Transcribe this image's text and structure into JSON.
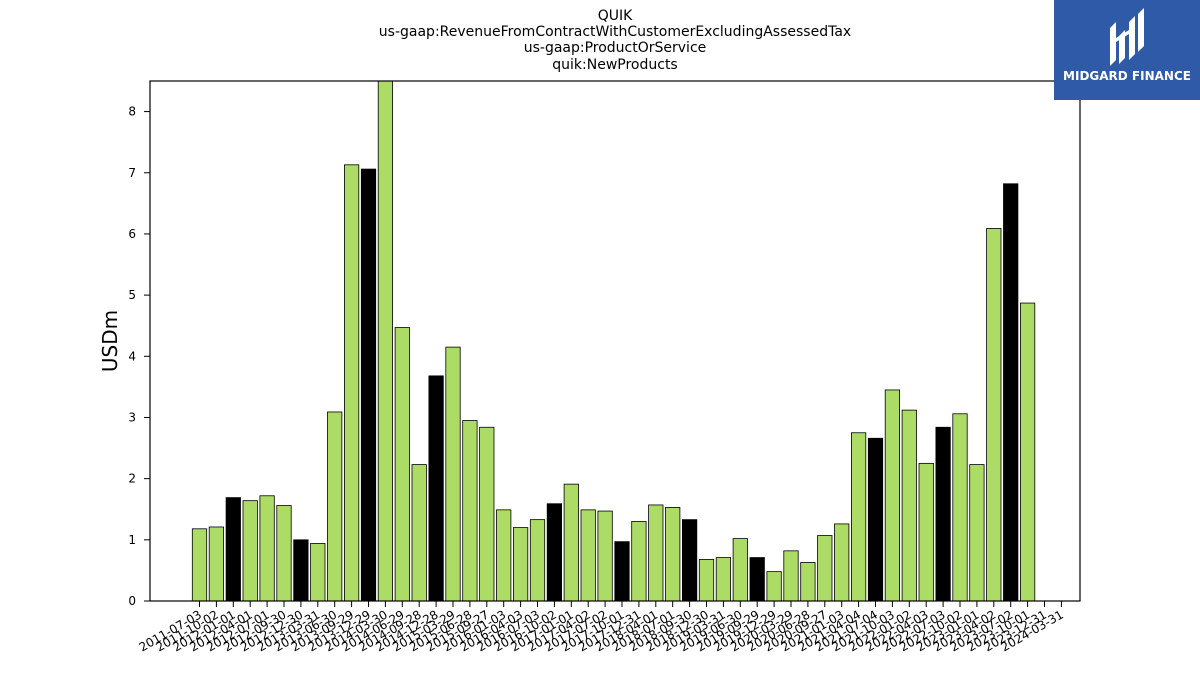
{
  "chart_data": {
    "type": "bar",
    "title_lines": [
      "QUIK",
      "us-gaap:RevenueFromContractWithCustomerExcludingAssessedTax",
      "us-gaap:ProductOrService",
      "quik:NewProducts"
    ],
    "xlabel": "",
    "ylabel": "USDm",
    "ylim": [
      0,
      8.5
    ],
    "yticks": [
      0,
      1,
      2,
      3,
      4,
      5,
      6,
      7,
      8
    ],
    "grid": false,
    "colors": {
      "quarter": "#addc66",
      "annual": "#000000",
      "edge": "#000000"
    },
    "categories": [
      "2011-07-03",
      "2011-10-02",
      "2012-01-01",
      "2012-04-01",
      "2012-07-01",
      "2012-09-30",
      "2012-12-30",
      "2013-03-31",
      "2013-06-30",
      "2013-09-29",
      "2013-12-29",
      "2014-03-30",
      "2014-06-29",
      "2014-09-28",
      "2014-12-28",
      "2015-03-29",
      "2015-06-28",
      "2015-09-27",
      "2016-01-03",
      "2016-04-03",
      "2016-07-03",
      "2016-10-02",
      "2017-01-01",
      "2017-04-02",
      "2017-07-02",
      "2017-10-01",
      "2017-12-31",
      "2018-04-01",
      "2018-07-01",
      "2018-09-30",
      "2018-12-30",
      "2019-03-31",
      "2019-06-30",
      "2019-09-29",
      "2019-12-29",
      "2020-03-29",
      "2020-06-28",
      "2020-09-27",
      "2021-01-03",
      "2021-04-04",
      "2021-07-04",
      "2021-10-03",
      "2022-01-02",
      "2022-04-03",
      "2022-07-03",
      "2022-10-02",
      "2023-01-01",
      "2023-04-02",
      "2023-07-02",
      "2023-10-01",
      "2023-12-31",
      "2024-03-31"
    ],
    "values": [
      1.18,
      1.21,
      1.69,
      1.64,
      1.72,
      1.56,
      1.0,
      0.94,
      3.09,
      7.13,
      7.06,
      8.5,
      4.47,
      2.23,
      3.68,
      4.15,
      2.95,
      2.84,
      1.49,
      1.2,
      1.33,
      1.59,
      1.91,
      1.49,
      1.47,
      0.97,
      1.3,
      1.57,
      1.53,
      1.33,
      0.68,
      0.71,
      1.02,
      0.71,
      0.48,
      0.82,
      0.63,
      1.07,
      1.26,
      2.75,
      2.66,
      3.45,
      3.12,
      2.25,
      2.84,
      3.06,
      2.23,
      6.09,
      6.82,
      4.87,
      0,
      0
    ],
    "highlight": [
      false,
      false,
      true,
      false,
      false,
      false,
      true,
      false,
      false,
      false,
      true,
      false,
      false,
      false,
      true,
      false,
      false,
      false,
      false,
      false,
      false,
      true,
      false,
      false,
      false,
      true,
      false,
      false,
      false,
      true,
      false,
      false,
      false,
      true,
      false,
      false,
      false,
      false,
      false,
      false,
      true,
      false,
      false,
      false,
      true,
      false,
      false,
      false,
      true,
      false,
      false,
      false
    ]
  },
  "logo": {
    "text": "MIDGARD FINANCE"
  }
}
::::::::::
TASK DETAILS:
Looking at the records above, tally the lines holding "gaap" and reply with that number only.

RESULT OF THE EXERCISE:
2